Records excerpted from a collection:
* START *
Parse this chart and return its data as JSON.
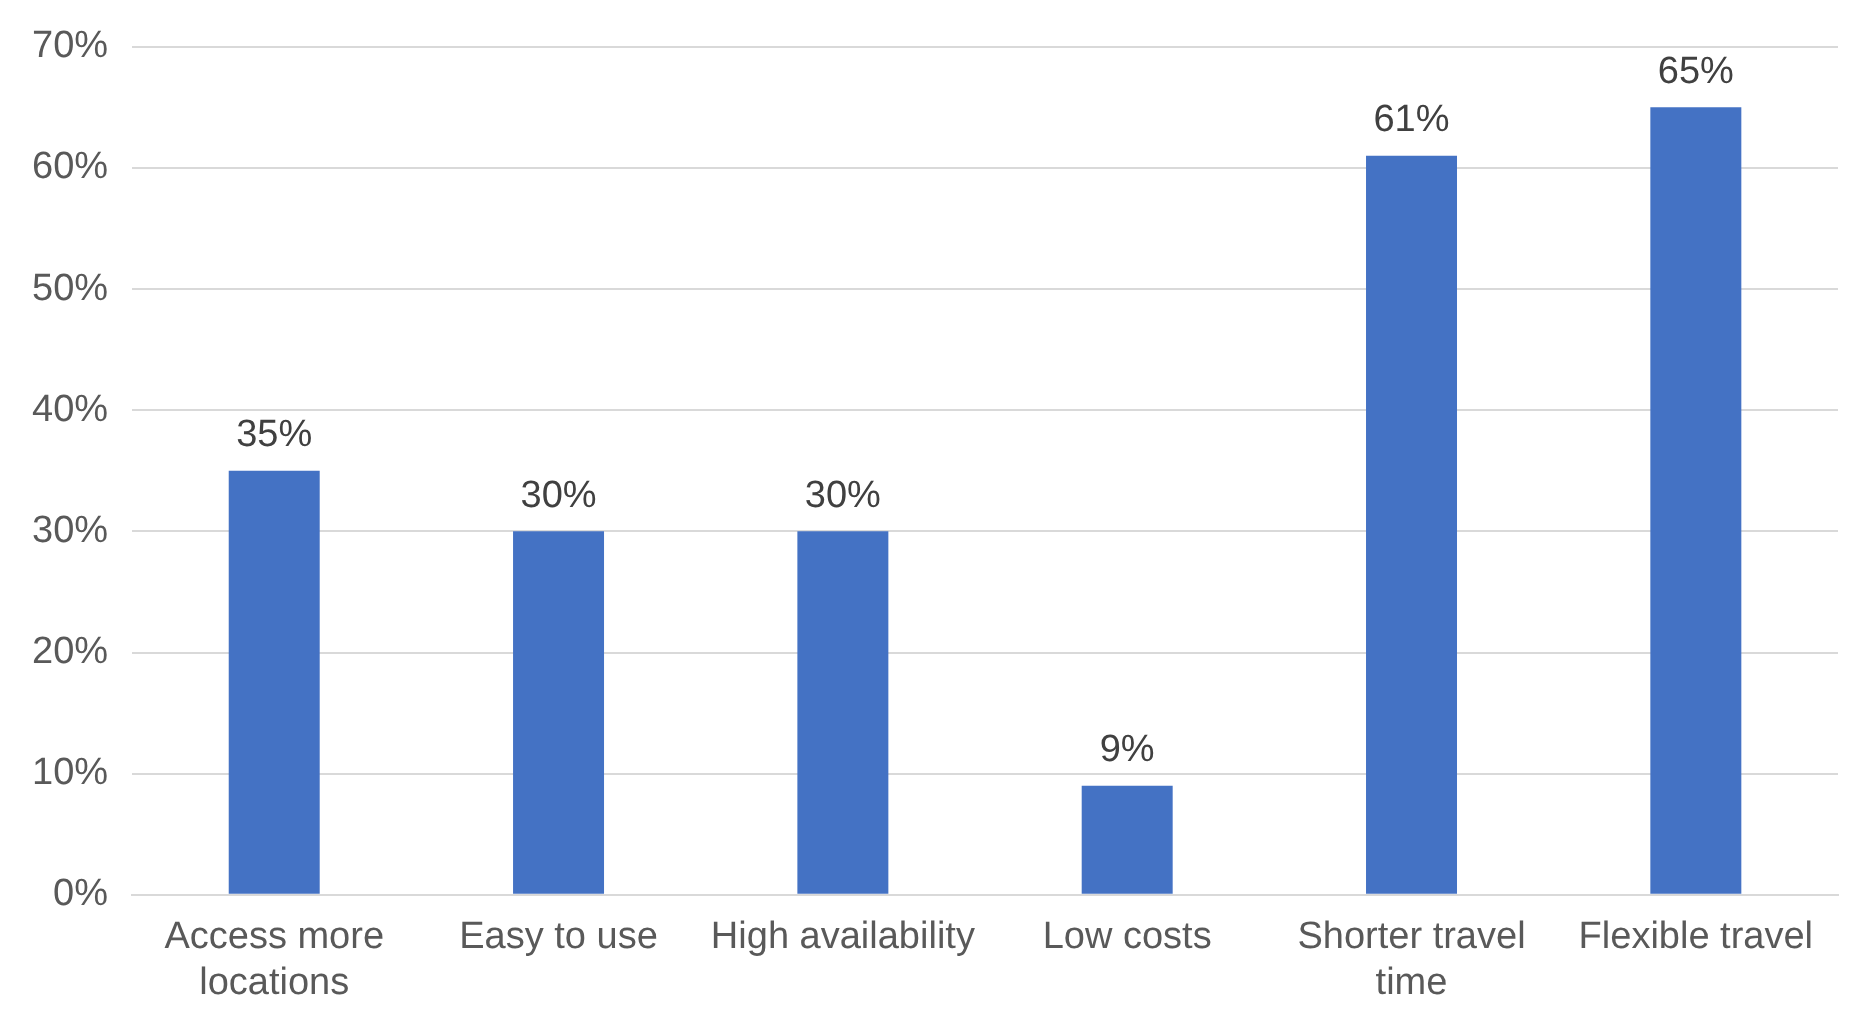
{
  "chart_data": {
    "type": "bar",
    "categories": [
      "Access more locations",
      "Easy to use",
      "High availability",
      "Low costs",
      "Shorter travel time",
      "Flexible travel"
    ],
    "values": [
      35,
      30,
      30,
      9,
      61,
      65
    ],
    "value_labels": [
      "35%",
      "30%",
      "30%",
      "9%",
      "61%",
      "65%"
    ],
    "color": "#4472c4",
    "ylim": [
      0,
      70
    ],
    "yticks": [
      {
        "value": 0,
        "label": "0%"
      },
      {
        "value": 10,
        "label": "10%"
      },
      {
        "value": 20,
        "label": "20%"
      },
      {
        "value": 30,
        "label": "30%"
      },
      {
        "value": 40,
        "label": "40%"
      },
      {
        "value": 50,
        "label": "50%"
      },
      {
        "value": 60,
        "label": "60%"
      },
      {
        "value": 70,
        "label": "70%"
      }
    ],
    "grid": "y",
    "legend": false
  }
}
* END *
> WORK REQUIRED
Strip out the images, then output the records above word for word.

> RIGHT ANSWER
Parse this chart and return its data as JSON.
{
  "chart_data": {
    "type": "bar",
    "categories": [
      "Access more locations",
      "Easy to use",
      "High availability",
      "Low costs",
      "Shorter travel time",
      "Flexible travel"
    ],
    "values": [
      35,
      30,
      30,
      9,
      61,
      65
    ],
    "value_labels": [
      "35%",
      "30%",
      "30%",
      "9%",
      "61%",
      "65%"
    ],
    "color": "#4472c4",
    "ylim": [
      0,
      70
    ],
    "yticks": [
      {
        "value": 0,
        "label": "0%"
      },
      {
        "value": 10,
        "label": "10%"
      },
      {
        "value": 20,
        "label": "20%"
      },
      {
        "value": 30,
        "label": "30%"
      },
      {
        "value": 40,
        "label": "40%"
      },
      {
        "value": 50,
        "label": "50%"
      },
      {
        "value": 60,
        "label": "60%"
      },
      {
        "value": 70,
        "label": "70%"
      }
    ],
    "grid": "y",
    "legend": false
  }
}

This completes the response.